━━━━━ Information supplied ━━━━━
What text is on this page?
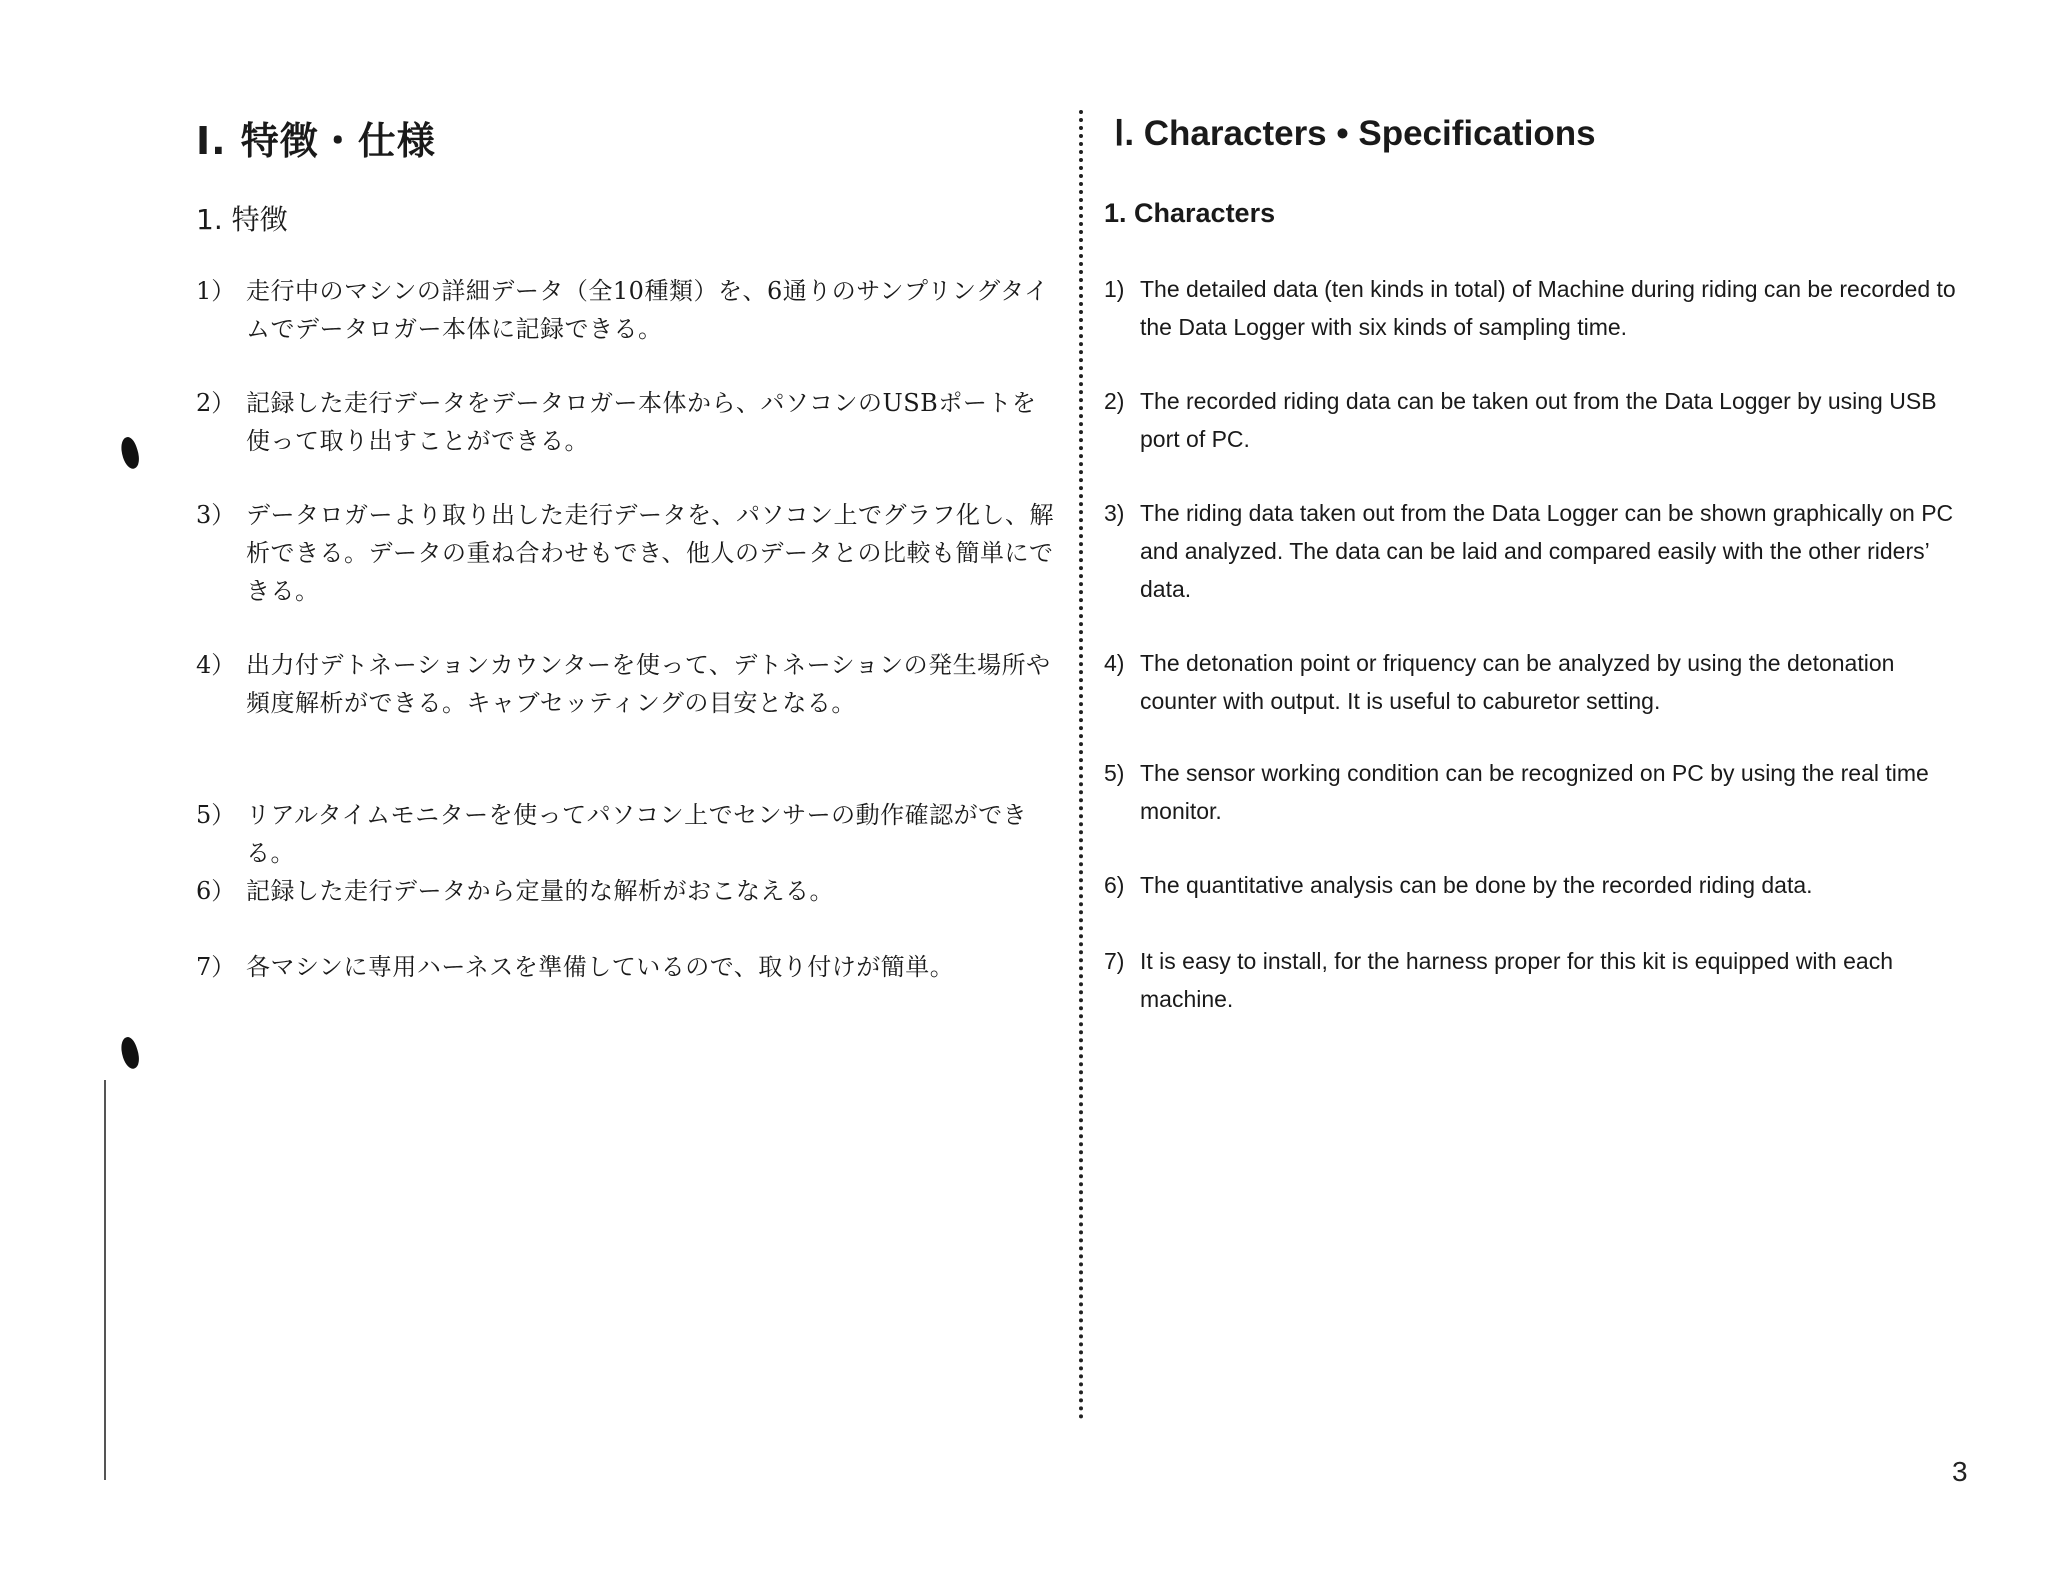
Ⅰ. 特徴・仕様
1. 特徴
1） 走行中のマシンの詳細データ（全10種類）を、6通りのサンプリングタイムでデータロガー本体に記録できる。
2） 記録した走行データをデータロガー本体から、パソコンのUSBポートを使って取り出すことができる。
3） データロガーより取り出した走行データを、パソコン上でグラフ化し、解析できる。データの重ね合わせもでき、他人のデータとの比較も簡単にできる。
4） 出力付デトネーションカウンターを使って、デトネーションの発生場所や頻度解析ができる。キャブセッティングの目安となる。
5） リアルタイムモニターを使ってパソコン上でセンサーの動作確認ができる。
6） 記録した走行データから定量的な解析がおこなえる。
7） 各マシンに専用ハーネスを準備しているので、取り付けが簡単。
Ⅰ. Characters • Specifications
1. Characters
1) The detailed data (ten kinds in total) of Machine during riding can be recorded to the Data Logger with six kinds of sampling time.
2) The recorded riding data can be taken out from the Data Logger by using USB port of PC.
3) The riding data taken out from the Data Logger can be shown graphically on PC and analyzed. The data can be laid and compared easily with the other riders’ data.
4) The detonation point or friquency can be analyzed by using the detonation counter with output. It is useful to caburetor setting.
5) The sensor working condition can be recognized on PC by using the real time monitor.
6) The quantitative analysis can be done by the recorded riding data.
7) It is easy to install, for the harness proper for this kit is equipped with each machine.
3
━━━━━
**Given request:** Which lines hold the word "this"? Copy each of them from the records.

**Exercise solution:**
What text is on this page?
7) It is easy to install, for the harness proper for this kit is equipped with each machine.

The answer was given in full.